作業指示: 以下にある、社内メンバーとのコミュニケーションを扱った文書の全文を、一字一句変えずに書き写してください。

文書:
──────────

社内のメンバーとのコミュニケーションで気をつけていることを職種別に書き出してみる(〇〇×法務)
この度、ビジネス法務さんの8月号に"他部署と作り上げる「信頼される法務」への意識"というタイトルで寄稿させていただきました。新卒で法務になれず、かなり遠い周り道をした私にとって、業界誌からお声がけをいただき、原稿を載せていただけるのは、本当に貴重な経験でした。
一方で、まだまだ執筆活動がひよっこなため、書きたいことを全て原稿に入れることができず、特に他部門のメンバーとの関わり方については、もう少し職種別で気をつけている点があるのですが、書ききれませんでした…。そこで今回は、ビジネス法務さんに書ききれなかった「社内メンバーとのコミュニケーション」について書いてみようと思います。
僭越ながらビジネス法務さんの原稿を先に読んでいただくと、より伝わりやすい記事かと思いますので、まだ読んでいない方は是非そちらを先に読んでいただけると嬉しいです!!
遅ばせながら自己紹介
LAPRASで法務部門の責任者をしています、飯田裕子です。LAPRASでは法務全般にプラスして、働く環境づくり、新入社員オンボーディング 等 興味のある仕事を欲張ってやらせてもらっています。サメが好きでお調子者な、一人法務担当です。

──────────

提示資料:

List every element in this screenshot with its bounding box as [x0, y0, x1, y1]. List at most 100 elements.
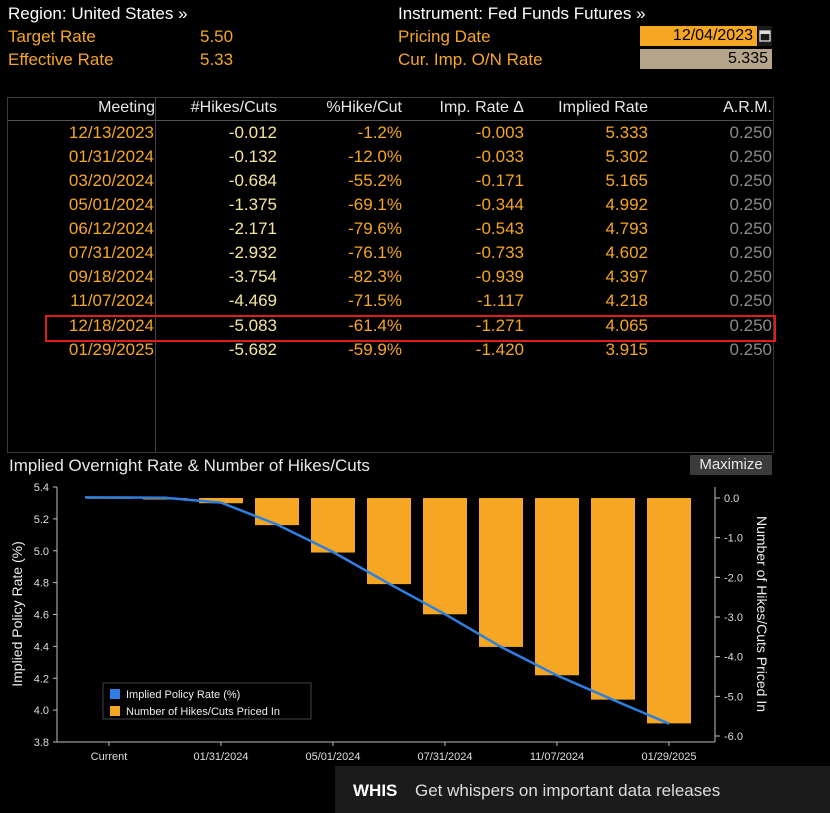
implied-rate-value: 4.218 — [605, 291, 648, 310]
left-axis-tick-label: 5.0 — [34, 546, 49, 558]
hikes-cuts-value: -0.132 — [228, 147, 277, 166]
arm-value: 0.250 — [729, 291, 772, 310]
implied-rate-value: 4.992 — [605, 195, 648, 214]
bar — [255, 498, 299, 526]
table-row[interactable]: 11/07/2024 -4.469 -71.5% -1.117 4.218 0.… — [0, 289, 780, 313]
chart-area: 5.4 5.2 5.0 4.8 4.6 4.4 4.2 4.0 3.8 0.0 -1.0 -2.0 -3… — [0, 477, 830, 767]
legend-swatch — [110, 689, 120, 699]
hikes-cuts-value: -5.682 — [228, 340, 277, 359]
table-divider — [155, 97, 156, 453]
table-row[interactable]: 05/01/2024 -1.375 -69.1% -0.344 4.992 0.… — [0, 193, 780, 217]
bar — [591, 498, 635, 700]
bar — [535, 498, 579, 676]
x-axis-tick-label: 05/01/2024 — [305, 751, 360, 763]
pct-hike-cut-value: -76.1% — [348, 243, 402, 262]
imp-rate-delta-value: -0.733 — [475, 243, 524, 262]
implied-rate-value: 5.165 — [605, 171, 648, 190]
pct-hike-cut-value: -71.5% — [348, 291, 402, 310]
meeting-date: 11/07/2024 — [70, 291, 154, 310]
col-pct-hike-cut[interactable]: %Hike/Cut — [326, 99, 402, 116]
hikes-cuts-value: -3.754 — [228, 267, 277, 286]
right-axis-tick-label: -3.0 — [724, 612, 743, 624]
bar — [199, 498, 243, 504]
arm-value: 0.250 — [729, 147, 772, 166]
arm-value: 0.250 — [729, 340, 772, 359]
implied-rate-value: 3.915 — [605, 340, 648, 359]
meeting-date: 09/18/2024 — [68, 267, 154, 286]
imp-rate-delta-value: -1.420 — [475, 340, 524, 359]
col-hikes-cuts[interactable]: #Hikes/Cuts — [190, 99, 277, 116]
table-header: Meeting #Hikes/Cuts %Hike/Cut Imp. Rate … — [8, 98, 773, 121]
meeting-date: 12/13/2023 — [68, 123, 154, 142]
imp-rate-delta-value: -0.003 — [475, 123, 524, 142]
calendar-icon[interactable] — [758, 26, 772, 46]
meeting-date: 01/29/2025 — [68, 340, 154, 359]
col-imp-rate-delta[interactable]: Imp. Rate Δ — [439, 99, 525, 116]
imp-rate-delta-value: -0.543 — [475, 219, 524, 238]
hikes-cuts-value: -4.469 — [228, 291, 277, 310]
meeting-date: 06/12/2024 — [68, 219, 154, 238]
implied-rate-value: 4.793 — [605, 219, 648, 238]
pct-hike-cut-value: -12.0% — [348, 147, 402, 166]
imp-rate-delta-value: -0.171 — [475, 171, 524, 190]
right-axis-tick-label: 0.0 — [724, 493, 739, 505]
meeting-date: 05/01/2024 — [68, 195, 154, 214]
highlight-box — [45, 315, 776, 342]
col-arm[interactable]: A.R.M. — [723, 99, 772, 116]
hikes-cuts-value: -2.932 — [228, 243, 277, 262]
meeting-date: 03/20/2024 — [68, 171, 154, 190]
right-axis-tick-label: -1.0 — [724, 533, 743, 545]
pricing-date-label: Pricing Date — [398, 27, 491, 46]
implied-rate-line — [84, 496, 670, 725]
legend-box — [102, 682, 312, 720]
hikes-cuts-value: -2.171 — [228, 219, 277, 238]
pct-hike-cut-value: -82.3% — [348, 267, 402, 286]
table-row[interactable]: 03/20/2024 -0.684 -55.2% -0.171 5.165 0.… — [0, 169, 780, 193]
x-axis-tick-label: 01/29/2025 — [641, 751, 696, 763]
left-axis-tick-label: 5.2 — [34, 514, 49, 526]
table-row[interactable]: 01/29/2025 -5.682 -59.9% -1.420 3.915 0.… — [0, 338, 780, 362]
legend-swatch — [110, 706, 120, 716]
x-axis-tick-label: 01/31/2024 — [193, 751, 248, 763]
left-axis-tick-label: 4.2 — [34, 673, 49, 685]
table-panel — [7, 97, 774, 453]
chart-header: Implied Overnight Rate & Number of Hikes… — [7, 455, 774, 477]
table-row[interactable]: 01/31/2024 -0.132 -12.0% -0.033 5.302 0.… — [0, 145, 780, 169]
col-meeting[interactable]: Meeting — [98, 99, 155, 116]
hikes-cuts-value: -0.012 — [228, 123, 277, 142]
imp-rate-delta-value: -1.271 — [475, 316, 524, 335]
whisper-banner[interactable]: WHIS Get whispers on important data rele… — [335, 766, 830, 813]
table-row[interactable]: 09/18/2024 -3.754 -82.3% -0.939 4.397 0.… — [0, 265, 780, 289]
legend-label: Implied Policy Rate (%) — [126, 689, 240, 701]
legend-label: Number of Hikes/Cuts Priced In — [126, 706, 280, 718]
imp-rate-delta-value: -1.117 — [477, 291, 524, 310]
arm-value: 0.250 — [729, 267, 772, 286]
cur-imp-rate-field: 5.335 — [640, 49, 772, 69]
maximize-button[interactable]: Maximize — [690, 455, 772, 475]
arm-value: 0.250 — [729, 243, 772, 262]
x-axis-tick-label: 11/07/2024 — [530, 751, 584, 763]
instrument-selector[interactable]: Instrument: Fed Funds Futures » — [398, 4, 646, 23]
x-axis-tick-label: 07/31/2024 — [417, 751, 472, 763]
table-row-highlighted[interactable]: 12/18/2024 -5.083 -61.4% -1.271 4.065 0.… — [0, 314, 780, 338]
table-row[interactable]: 12/13/2023 -0.012 -1.2% -0.003 5.333 0.2… — [0, 121, 780, 145]
chart-title: Implied Overnight Rate & Number of Hikes… — [9, 456, 370, 475]
implied-rate-value: 5.302 — [605, 147, 648, 166]
imp-rate-delta-value: -0.344 — [475, 195, 524, 214]
table-row[interactable]: 07/31/2024 -2.932 -76.1% -0.733 4.602 0.… — [0, 241, 780, 265]
col-implied-rate[interactable]: Implied Rate — [558, 99, 648, 116]
left-axis-tick-label: 4.6 — [34, 610, 49, 622]
left-axis-tick-label: 3.8 — [34, 737, 49, 749]
table-row[interactable]: 06/12/2024 -2.171 -79.6% -0.543 4.793 0.… — [0, 217, 780, 241]
hikes-cuts-value: -1.375 — [228, 195, 277, 214]
left-axis-tick-label: 5.4 — [34, 482, 49, 494]
pct-hike-cut-value: -79.6% — [348, 219, 402, 238]
bar — [647, 498, 691, 724]
arm-value: 0.250 — [729, 123, 772, 142]
region-selector[interactable]: Region: United States » — [8, 4, 188, 23]
pricing-date-input[interactable]: 12/04/2023 — [640, 26, 757, 46]
left-axis-title: Implied Policy Rate (%) — [9, 541, 25, 687]
banner-brand: WHIS — [353, 781, 398, 800]
implied-rate-value: 5.333 — [605, 123, 648, 142]
hikes-cuts-value: -5.083 — [228, 316, 277, 335]
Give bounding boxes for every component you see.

──────────

回答:
社内のメンバーとのコミュニケーションで気をつけていることを職種別に書き出してみる(〇〇×法務)
この度、ビジネス法務さんの8月号に"他部署と作り上げる「信頼される法務」への意識"というタイトルで寄稿させていただきました。新卒で法務になれず、かなり遠い周り道をした私にとって、業界誌からお声がけをいただき、原稿を載せていただけるのは、本当に貴重な経験でした。
一方で、まだまだ執筆活動がひよっこなため、書きたいことを全て原稿に入れることができず、特に他部門のメンバーとの関わり方については、もう少し職種別で気をつけている点があるのですが、書ききれませんでした…。そこで今回は、ビジネス法務さんに書ききれなかった「社内メンバーとのコミュニケーション」について書いてみようと思います。
僭越ながらビジネス法務さんの原稿を先に読んでいただくと、より伝わりやすい記事かと思いますので、まだ読んでいない方は是非そちらを先に読んでいただけると嬉しいです!!
遅ばせながら自己紹介
LAPRASで法務部門の責任者をしています、飯田裕子です。LAPRASでは法務全般にプラスして、働く環境づくり、新入社員オンボーディング 等 興味のある仕事を欲張ってやらせてもらっています。サメが好きでお調子者な、一人法務担当です。